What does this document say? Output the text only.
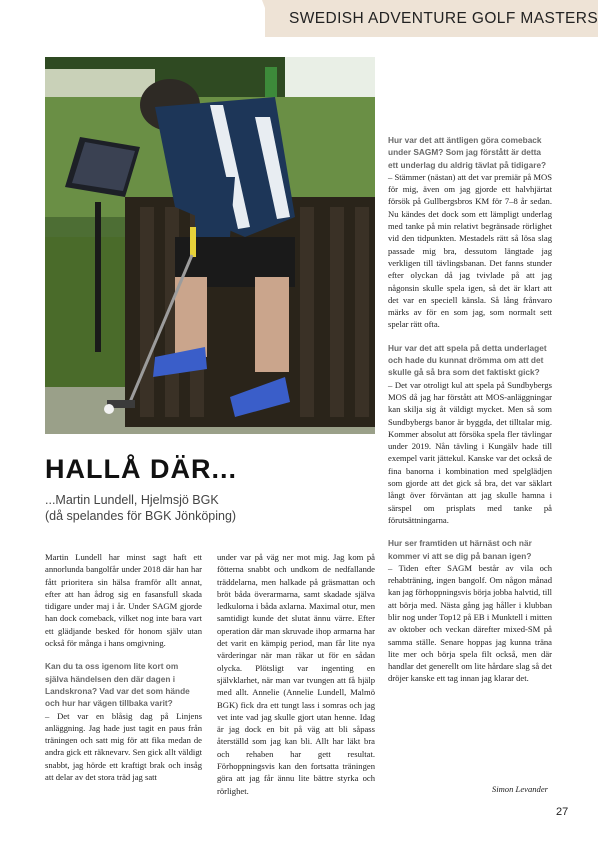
SWEDISH ADVENTURE GOLF MASTERS
HALLÅ DÄR...
...Martin Lundell, Hjelmsjö BGK
(då spelandes för BGK Jönköping)

Martin Lundell har minst sagt haft ett annorlunda bangolfår under 2018 där han har fått prioritera sin hälsa framför allt annat, efter att han ådrog sig en fasansfull skada tidigare under maj i år. Under SAGM gjorde han dock comeback, vilket nog inte bara vart ett glädjande besked för honom själv utan också för många i hans omgivning.

Kan du ta oss igenom lite kort om själva händelsen den där dagen i Landskrona? Vad var det som hände och hur har vägen tillbaka varit?

– Det var en blåsig dag på Linjens anläggning. Jag hade just tagit en paus från träningen och satt mig för att fika medan de andra gick ett räknevarv. Sen gick allt väldigt snabbt, jag hörde ett kraftigt brak och insåg att delar av det stora träd jag satt

under var på väg ner mot mig. Jag kom på fötterna snabbt och undkom de nedfallande träddelarna, men halkade på gräsmattan och bröt båda överarmarna, samt skadade själva ledkulorna i båda axlarna. Maximal otur, men samtidigt kunde det slutat ännu värre. Efter operation där man skruvade ihop armarna har det varit en kämpig period, man får lite nya värderingar när man räkar ut för en sådan olycka. Plötsligt var ingenting en självklarhet, när man var tvungen att få hjälp med allt. Annelie (Annelie Lundell, Malmö BGK) fick dra ett tungt lass i somras och jag vet inte vad jag skulle gjort utan henne. Idag är jag dock en bit på väg att bli såpass återställd som jag kan bli. Allt har läkt bra och rehaben har gett resultat. Förhoppningsvis kan den fortsatta träningen göra att jag får ännu lite bättre styrka och rörlighet.

Hur var det att äntligen göra comeback under SAGM? Som jag förstått är detta ett underlag du aldrig tävlat på tidigare?

– Stämmer (nästan) att det var premiär på MOS för mig, även om jag gjorde ett halvhjärtat försök på Gullbergsbros KM för 7–8 år sedan. Nu kändes det dock som ett lämpligt underlag med tanke på min relativt begränsade rörlighet vid den tidpunkten. Mestadels rätt så lösa slag passade mig bra, dessutom längtade jag verkligen till tävlingsbanan. Det fanns stunder efter olyckan då jag tvivlade på att jag någonsin skulle spela igen, så det är klart att det var en speciell känsla. Så lång frånvaro märks av för en som jag, som normalt sett spelar rätt ofta.

Hur var det att spela på detta underlaget och hade du kunnat drömma om att det skulle gå så bra som det faktiskt gick?

– Det var otroligt kul att spela på Sundbybergs MOS då jag har förstått att MOS-anläggningar kan skilja sig åt väldigt mycket. Men så som Sundbybergs banor är byggda, det tilltalar mig. Kommer absolut att försöka spela fler tävlingar under 2019. Nån tävling i Kungälv hade till exempel varit jättekul. Kanske var det också de fina banorna i kombination med spelglädjen som gjorde att det gick så bra, det var säklart långt över förväntan att jag skulle hamna i särspel om prisplats med tanke på förutsättningarna.

Hur ser framtiden ut härnäst och när kommer vi att se dig på banan igen?

– Tiden efter SAGM består av vila och rehabträning, ingen bangolf. Om någon månad kan jag förhoppningsvis börja jobba halvtid, till att börja med. Nästa gång jag håller i klubban blir nog under Top12 på EB i Munktell i mitten av oktober och veckan därefter mixed-SM på samma ställe. Senare hoppas jag kunna träna lite mer och börja spela filt också, men där handlar det generellt om lite hårdare slag så det dröjer kanske ett tag innan jag klarar det.

Simon Levander
27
|---|
§ **TASK ITEM**
In your copy, include no pictures; print every line above exactly.

§ **FINAL ANSWER**
What does this document say? Output the text only.
SWEDISH ADVENTURE GOLF MASTERS
HALLÅ DÄR...
...Martin Lundell, Hjelmsjö BGK
(då spelandes för BGK Jönköping)

Martin Lundell har minst sagt haft ett annorlunda bangolfår under 2018 där han har fått prioritera sin hälsa framför allt annat, efter att han ådrog sig en fasansfull skada tidigare under maj i år. Under SAGM gjorde han dock comeback, vilket nog inte bara vart ett glädjande besked för honom själv utan också för många i hans omgivning.

Kan du ta oss igenom lite kort om själva händelsen den där dagen i Landskrona? Vad var det som hände och hur har vägen tillbaka varit?

– Det var en blåsig dag på Linjens anläggning. Jag hade just tagit en paus från träningen och satt mig för att fika medan de andra gick ett räknevarv. Sen gick allt väldigt snabbt, jag hörde ett kraftigt brak och insåg att delar av det stora träd jag satt

under var på väg ner mot mig. Jag kom på fötterna snabbt och undkom de nedfallande träddelarna, men halkade på gräsmattan och bröt båda överarmarna, samt skadade själva ledkulorna i båda axlarna. Maximal otur, men samtidigt kunde det slutat ännu värre. Efter operation där man skruvade ihop armarna har det varit en kämpig period, man får lite nya värderingar när man räkar ut för en sådan olycka. Plötsligt var ingenting en självklarhet, när man var tvungen att få hjälp med allt. Annelie (Annelie Lundell, Malmö BGK) fick dra ett tungt lass i somras och jag vet inte vad jag skulle gjort utan henne. Idag är jag dock en bit på väg att bli såpass återställd som jag kan bli. Allt har läkt bra och rehaben har gett resultat. Förhoppningsvis kan den fortsatta träningen göra att jag får ännu lite bättre styrka och rörlighet.

Hur var det att äntligen göra comeback under SAGM? Som jag förstått är detta ett underlag du aldrig tävlat på tidigare?

– Stämmer (nästan) att det var premiär på MOS för mig, även om jag gjorde ett halvhjärtat försök på Gullbergsbros KM för 7–8 år sedan. Nu kändes det dock som ett lämpligt underlag med tanke på min relativt begränsade rörlighet vid den tidpunkten. Mestadels rätt så lösa slag passade mig bra, dessutom längtade jag verkligen till tävlingsbanan. Det fanns stunder efter olyckan då jag tvivlade på att jag någonsin skulle spela igen, så det är klart att det var en speciell känsla. Så lång frånvaro märks av för en som jag, som normalt sett spelar rätt ofta.

Hur var det att spela på detta underlaget och hade du kunnat drömma om att det skulle gå så bra som det faktiskt gick?

– Det var otroligt kul att spela på Sundbybergs MOS då jag har förstått att MOS-anläggningar kan skilja sig åt väldigt mycket. Men så som Sundbybergs banor är byggda, det tilltalar mig. Kommer absolut att försöka spela fler tävlingar under 2019. Nån tävling i Kungälv hade till exempel varit jättekul. Kanske var det också de fina banorna i kombination med spelglädjen som gjorde att det gick så bra, det var säklart långt över förväntan att jag skulle hamna i särspel om prisplats med tanke på förutsättningarna.

Hur ser framtiden ut härnäst och när kommer vi att se dig på banan igen?

– Tiden efter SAGM består av vila och rehabträning, ingen bangolf. Om någon månad kan jag förhoppningsvis börja jobba halvtid, till att börja med. Nästa gång jag håller i klubban blir nog under Top12 på EB i Munktell i mitten av oktober och veckan därefter mixed-SM på samma ställe. Senare hoppas jag kunna träna lite mer och börja spela filt också, men där handlar det generellt om lite hårdare slag så det dröjer kanske ett tag innan jag klarar det.

Simon Levander
27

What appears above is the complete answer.